◆ **INPUT**:
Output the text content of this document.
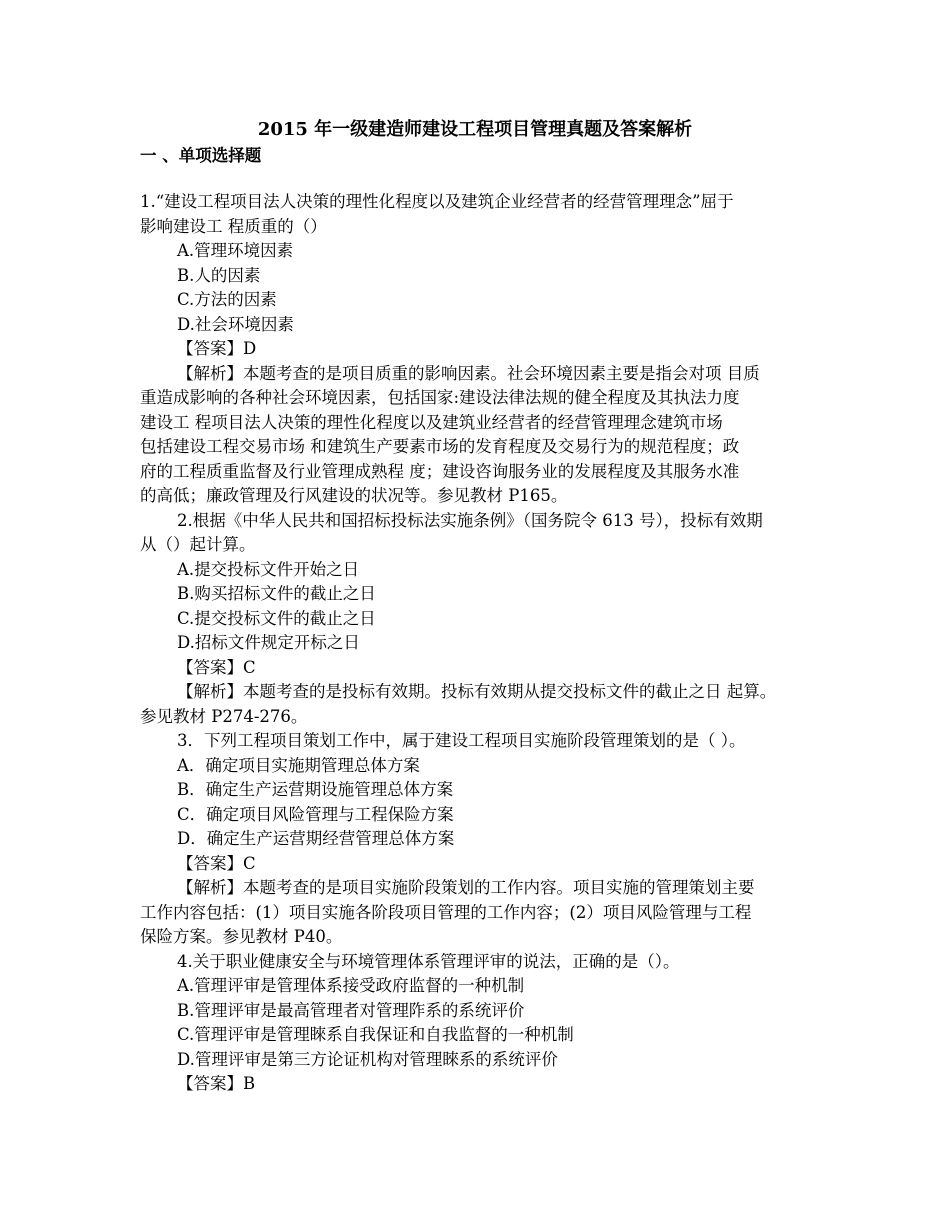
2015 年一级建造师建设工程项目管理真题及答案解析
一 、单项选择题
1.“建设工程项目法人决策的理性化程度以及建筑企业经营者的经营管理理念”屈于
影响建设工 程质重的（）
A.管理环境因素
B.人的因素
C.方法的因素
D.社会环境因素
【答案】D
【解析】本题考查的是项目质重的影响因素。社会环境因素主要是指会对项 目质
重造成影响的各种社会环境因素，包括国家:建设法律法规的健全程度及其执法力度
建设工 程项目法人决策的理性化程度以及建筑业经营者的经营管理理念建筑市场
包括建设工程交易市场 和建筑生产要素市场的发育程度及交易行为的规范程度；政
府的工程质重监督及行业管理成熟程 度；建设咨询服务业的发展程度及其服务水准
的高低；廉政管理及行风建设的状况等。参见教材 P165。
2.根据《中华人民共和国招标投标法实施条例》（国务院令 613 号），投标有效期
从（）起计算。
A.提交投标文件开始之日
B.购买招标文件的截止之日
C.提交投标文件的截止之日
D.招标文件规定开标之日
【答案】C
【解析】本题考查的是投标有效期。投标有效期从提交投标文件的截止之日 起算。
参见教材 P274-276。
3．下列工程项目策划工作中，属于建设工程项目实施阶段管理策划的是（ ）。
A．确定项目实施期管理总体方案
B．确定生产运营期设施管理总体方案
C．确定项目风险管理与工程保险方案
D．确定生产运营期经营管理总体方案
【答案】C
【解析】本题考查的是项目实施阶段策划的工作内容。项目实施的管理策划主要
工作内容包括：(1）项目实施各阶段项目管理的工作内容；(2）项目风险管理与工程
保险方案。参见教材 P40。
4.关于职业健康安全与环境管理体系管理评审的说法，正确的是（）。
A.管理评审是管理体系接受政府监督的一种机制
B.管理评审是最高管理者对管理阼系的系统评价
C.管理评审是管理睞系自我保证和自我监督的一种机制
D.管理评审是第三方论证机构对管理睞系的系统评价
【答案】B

* * *

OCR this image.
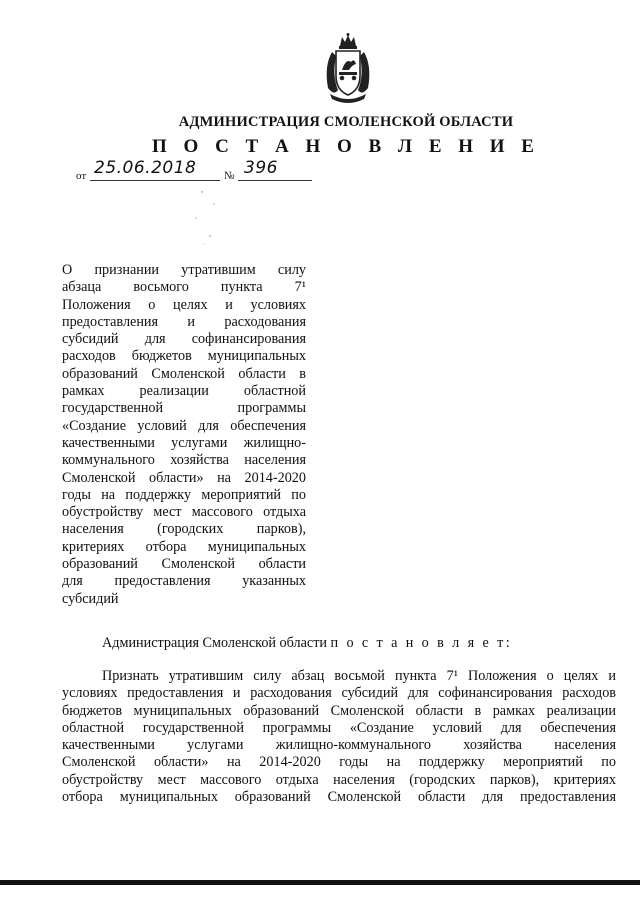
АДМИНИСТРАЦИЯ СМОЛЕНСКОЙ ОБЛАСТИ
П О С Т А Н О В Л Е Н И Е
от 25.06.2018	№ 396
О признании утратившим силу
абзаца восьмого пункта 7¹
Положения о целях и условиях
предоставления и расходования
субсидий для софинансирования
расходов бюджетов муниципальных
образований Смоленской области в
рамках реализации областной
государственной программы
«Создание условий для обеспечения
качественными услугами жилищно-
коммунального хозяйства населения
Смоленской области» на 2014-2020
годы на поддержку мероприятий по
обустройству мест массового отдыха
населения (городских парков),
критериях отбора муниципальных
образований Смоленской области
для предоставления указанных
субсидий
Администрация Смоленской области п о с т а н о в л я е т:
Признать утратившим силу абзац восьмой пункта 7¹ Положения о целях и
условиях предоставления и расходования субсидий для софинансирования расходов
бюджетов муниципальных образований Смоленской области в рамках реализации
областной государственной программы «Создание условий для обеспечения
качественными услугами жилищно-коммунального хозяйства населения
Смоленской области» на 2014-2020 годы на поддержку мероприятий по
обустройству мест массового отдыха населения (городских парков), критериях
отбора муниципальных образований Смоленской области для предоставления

==

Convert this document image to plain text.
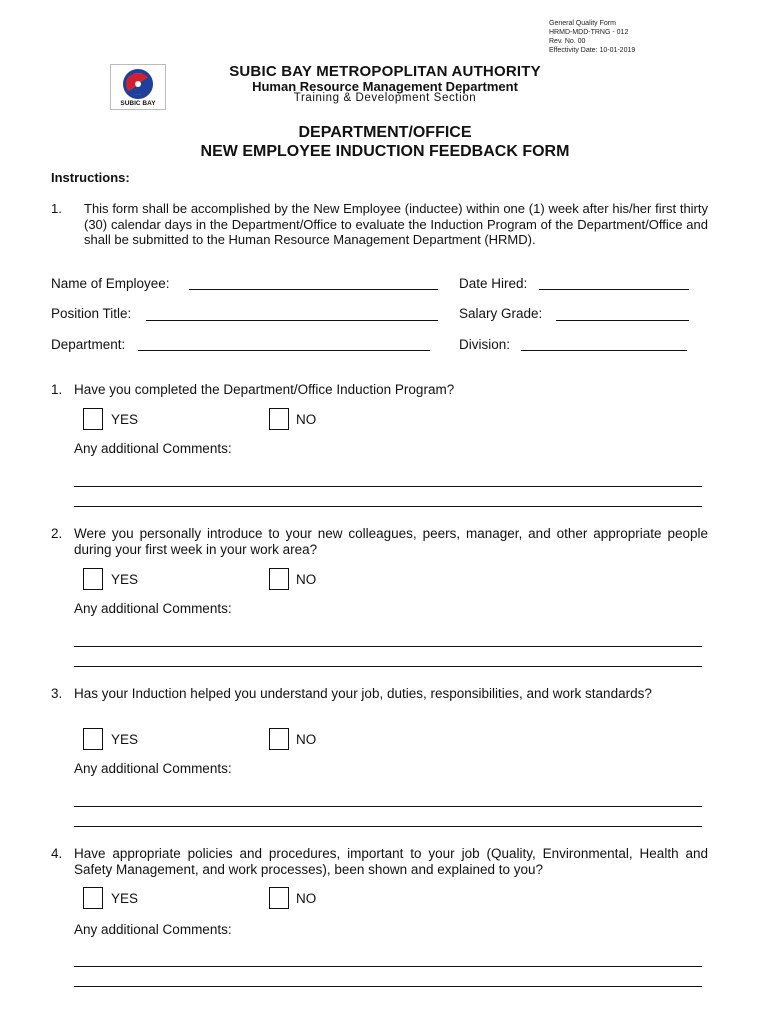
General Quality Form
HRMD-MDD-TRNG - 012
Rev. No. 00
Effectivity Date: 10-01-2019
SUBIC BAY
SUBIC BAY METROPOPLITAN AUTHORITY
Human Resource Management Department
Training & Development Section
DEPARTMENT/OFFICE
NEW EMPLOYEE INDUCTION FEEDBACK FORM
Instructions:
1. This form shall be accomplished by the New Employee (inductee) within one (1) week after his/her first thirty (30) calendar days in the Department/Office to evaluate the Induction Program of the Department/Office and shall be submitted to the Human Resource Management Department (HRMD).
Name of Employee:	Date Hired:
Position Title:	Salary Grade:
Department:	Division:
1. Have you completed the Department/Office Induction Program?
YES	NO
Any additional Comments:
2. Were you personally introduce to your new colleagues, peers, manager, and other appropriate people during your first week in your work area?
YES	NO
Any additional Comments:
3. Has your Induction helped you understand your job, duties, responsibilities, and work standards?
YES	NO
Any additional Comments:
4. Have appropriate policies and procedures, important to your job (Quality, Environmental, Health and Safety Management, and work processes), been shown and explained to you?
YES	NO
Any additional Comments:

◆ **TASK DIRECTIONS**: Give a single number: the count of lines above that include the word "Date".

◆ **REPLY TO THE EXERCISE**: 2